> _What to work on_: Can you copy the records below line for line, leaving out the pictures?

> _Excerpted records_:
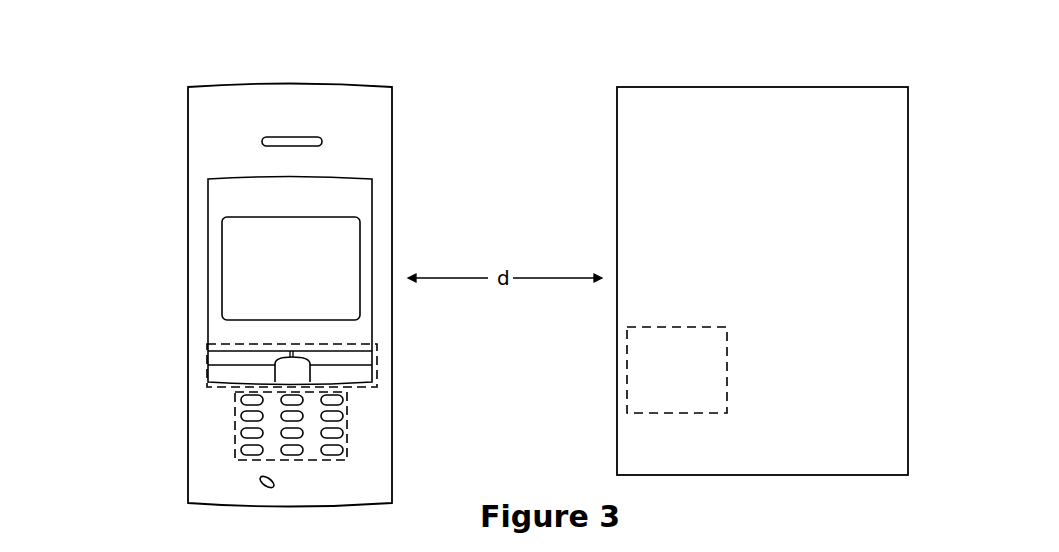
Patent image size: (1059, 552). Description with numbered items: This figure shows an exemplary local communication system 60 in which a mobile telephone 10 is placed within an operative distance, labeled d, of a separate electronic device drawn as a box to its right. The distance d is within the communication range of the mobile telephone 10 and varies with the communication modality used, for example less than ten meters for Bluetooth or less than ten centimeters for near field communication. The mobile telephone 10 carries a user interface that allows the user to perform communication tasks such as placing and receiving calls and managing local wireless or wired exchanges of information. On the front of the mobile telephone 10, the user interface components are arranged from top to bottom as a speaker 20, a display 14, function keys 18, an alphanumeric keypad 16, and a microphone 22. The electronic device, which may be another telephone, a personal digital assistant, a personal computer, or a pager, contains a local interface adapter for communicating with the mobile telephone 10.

The mobile telephone 10 is at (188, 141).
The display 14 is at (291, 268).
The alphanumeric keypad 16 is at (229, 425).
The function keys 18 is at (226, 364).
The speaker 20 is at (302, 133).
The microphone 22 is at (280, 486).
The communication system 60 is at (501, 84).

> _Solution_:
Patent image size: (1059, 552). Description with numbered items: This figure shows an exemplary local communication system 60 in which a mobile telephone 10 is placed within an operative distance, labeled d, of a separate electronic device drawn as a box to its right. The distance d is within the communication range of the mobile telephone 10 and varies with the communication modality used, for example less than ten meters for Bluetooth or less than ten centimeters for near field communication. The mobile telephone 10 carries a user interface that allows the user to perform communication tasks such as placing and receiving calls and managing local wireless or wired exchanges of information. On the front of the mobile telephone 10, the user interface components are arranged from top to bottom as a speaker 20, a display 14, function keys 18, an alphanumeric keypad 16, and a microphone 22. The electronic device, which may be another telephone, a personal digital assistant, a personal computer, or a pager, contains a local interface adapter for communicating with the mobile telephone 10.

The mobile telephone 10 is at (188, 141).
The display 14 is at (291, 268).
The alphanumeric keypad 16 is at (229, 425).
The function keys 18 is at (226, 364).
The speaker 20 is at (302, 133).
The microphone 22 is at (280, 486).
The communication system 60 is at (501, 84).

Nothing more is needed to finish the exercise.